#### Task directions:
All entries must be extracted exactly, with nothing added or dropped.

#### Given data:
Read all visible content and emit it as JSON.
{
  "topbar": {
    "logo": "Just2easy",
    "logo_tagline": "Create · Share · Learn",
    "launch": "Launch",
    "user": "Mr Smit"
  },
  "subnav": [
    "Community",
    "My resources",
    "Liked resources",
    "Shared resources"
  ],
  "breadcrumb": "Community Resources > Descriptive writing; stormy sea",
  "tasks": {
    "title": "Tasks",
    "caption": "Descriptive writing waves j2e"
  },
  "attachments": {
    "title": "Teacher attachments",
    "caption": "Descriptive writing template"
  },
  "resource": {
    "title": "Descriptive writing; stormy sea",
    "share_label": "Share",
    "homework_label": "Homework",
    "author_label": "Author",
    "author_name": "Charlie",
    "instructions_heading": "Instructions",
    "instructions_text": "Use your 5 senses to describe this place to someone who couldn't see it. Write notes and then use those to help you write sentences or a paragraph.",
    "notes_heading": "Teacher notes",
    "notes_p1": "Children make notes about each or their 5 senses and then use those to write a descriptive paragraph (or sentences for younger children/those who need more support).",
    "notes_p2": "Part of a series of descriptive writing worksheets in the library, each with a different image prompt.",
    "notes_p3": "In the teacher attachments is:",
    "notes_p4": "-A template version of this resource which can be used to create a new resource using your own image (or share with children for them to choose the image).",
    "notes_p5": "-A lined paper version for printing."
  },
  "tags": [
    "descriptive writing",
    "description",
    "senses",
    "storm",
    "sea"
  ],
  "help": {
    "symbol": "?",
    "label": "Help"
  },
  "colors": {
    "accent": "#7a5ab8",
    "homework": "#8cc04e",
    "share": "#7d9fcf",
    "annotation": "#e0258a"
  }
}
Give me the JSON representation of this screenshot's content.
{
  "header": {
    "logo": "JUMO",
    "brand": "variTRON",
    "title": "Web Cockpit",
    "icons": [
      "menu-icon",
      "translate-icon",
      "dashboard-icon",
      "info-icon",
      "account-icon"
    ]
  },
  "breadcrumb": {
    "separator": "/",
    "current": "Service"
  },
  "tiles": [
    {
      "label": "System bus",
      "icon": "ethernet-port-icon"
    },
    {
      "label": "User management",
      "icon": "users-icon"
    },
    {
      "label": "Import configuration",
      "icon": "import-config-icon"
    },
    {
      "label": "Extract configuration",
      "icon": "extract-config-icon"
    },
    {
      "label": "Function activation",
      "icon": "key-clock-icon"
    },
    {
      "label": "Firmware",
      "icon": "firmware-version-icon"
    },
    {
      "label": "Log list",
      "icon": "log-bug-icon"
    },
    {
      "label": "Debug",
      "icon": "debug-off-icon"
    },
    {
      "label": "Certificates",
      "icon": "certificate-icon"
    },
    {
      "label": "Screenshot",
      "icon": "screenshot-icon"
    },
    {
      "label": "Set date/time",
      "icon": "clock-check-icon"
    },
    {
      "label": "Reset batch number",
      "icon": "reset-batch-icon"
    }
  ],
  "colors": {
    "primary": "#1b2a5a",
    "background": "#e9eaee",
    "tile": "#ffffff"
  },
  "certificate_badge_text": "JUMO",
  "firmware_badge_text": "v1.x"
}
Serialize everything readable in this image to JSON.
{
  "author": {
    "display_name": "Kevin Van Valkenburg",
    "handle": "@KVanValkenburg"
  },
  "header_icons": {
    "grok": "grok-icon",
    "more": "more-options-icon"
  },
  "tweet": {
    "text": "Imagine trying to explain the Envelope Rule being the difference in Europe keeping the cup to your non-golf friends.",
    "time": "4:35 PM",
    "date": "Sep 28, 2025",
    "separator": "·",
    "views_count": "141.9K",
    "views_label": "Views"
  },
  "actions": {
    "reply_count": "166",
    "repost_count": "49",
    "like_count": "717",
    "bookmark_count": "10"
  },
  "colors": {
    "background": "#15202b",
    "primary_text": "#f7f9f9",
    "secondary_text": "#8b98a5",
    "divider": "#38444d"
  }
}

#### Completed task:
Read all visible content and emit it as JSON.
{
  "topbar": {
    "logo": "Just2easy",
    "logo_tagline": "Create · Share · Learn",
    "launch": "Launch",
    "user": "Mr Smit"
  },
  "subnav": [
    "Community",
    "My resources",
    "Liked resources",
    "Shared resources"
  ],
  "breadcrumb": "Community Resources > Descriptive writing; stormy sea",
  "tasks": {
    "title": "Tasks",
    "caption": "Descriptive writing waves j2e"
  },
  "attachments": {
    "title": "Teacher attachments",
    "caption": "Descriptive writing template"
  },
  "resource": {
    "title": "Descriptive writing; stormy sea",
    "share_label": "Share",
    "homework_label": "Homework",
    "author_label": "Author",
    "author_name": "Charlie",
    "instructions_heading": "Instructions",
    "instructions_text": "Use your 5 senses to describe this place to someone who couldn't see it. Write notes and then use those to help you write sentences or a paragraph.",
    "notes_heading": "Teacher notes",
    "notes_p1": "Children make notes about each or their 5 senses and then use those to write a descriptive paragraph (or sentences for younger children/those who need more support).",
    "notes_p2": "Part of a series of descriptive writing worksheets in the library, each with a different image prompt.",
    "notes_p3": "In the teacher attachments is:",
    "notes_p4": "-A template version of this resource which can be used to create a new resource using your own image (or share with children for them to choose the image).",
    "notes_p5": "-A lined paper version for printing."
  },
  "tags": [
    "descriptive writing",
    "description",
    "senses",
    "storm",
    "sea"
  ],
  "help": {
    "symbol": "?",
    "label": "Help"
  },
  "colors": {
    "accent": "#7a5ab8",
    "homework": "#8cc04e",
    "share": "#7d9fcf",
    "annotation": "#e0258a"
  }
}
Give me the JSON representation of this screenshot's content.
{
  "header": {
    "logo": "JUMO",
    "brand": "variTRON",
    "title": "Web Cockpit",
    "icons": [
      "menu-icon",
      "translate-icon",
      "dashboard-icon",
      "info-icon",
      "account-icon"
    ]
  },
  "breadcrumb": {
    "separator": "/",
    "current": "Service"
  },
  "tiles": [
    {
      "label": "System bus",
      "icon": "ethernet-port-icon"
    },
    {
      "label": "User management",
      "icon": "users-icon"
    },
    {
      "label": "Import configuration",
      "icon": "import-config-icon"
    },
    {
      "label": "Extract configuration",
      "icon": "extract-config-icon"
    },
    {
      "label": "Function activation",
      "icon": "key-clock-icon"
    },
    {
      "label": "Firmware",
      "icon": "firmware-version-icon"
    },
    {
      "label": "Log list",
      "icon": "log-bug-icon"
    },
    {
      "label": "Debug",
      "icon": "debug-off-icon"
    },
    {
      "label": "Certificates",
      "icon": "certificate-icon"
    },
    {
      "label": "Screenshot",
      "icon": "screenshot-icon"
    },
    {
      "label": "Set date/time",
      "icon": "clock-check-icon"
    },
    {
      "label": "Reset batch number",
      "icon": "reset-batch-icon"
    }
  ],
  "colors": {
    "primary": "#1b2a5a",
    "background": "#e9eaee",
    "tile": "#ffffff"
  },
  "certificate_badge_text": "JUMO",
  "firmware_badge_text": "v1.x"
}
Serialize everything readable in this image to JSON.
{
  "author": {
    "display_name": "Kevin Van Valkenburg",
    "handle": "@KVanValkenburg"
  },
  "header_icons": {
    "grok": "grok-icon",
    "more": "more-options-icon"
  },
  "tweet": {
    "text": "Imagine trying to explain the Envelope Rule being the difference in Europe keeping the cup to your non-golf friends.",
    "time": "4:35 PM",
    "date": "Sep 28, 2025",
    "separator": "·",
    "views_count": "141.9K",
    "views_label": "Views"
  },
  "actions": {
    "reply_count": "166",
    "repost_count": "49",
    "like_count": "717",
    "bookmark_count": "10"
  },
  "colors": {
    "background": "#15202b",
    "primary_text": "#f7f9f9",
    "secondary_text": "#8b98a5",
    "divider": "#38444d"
  }
}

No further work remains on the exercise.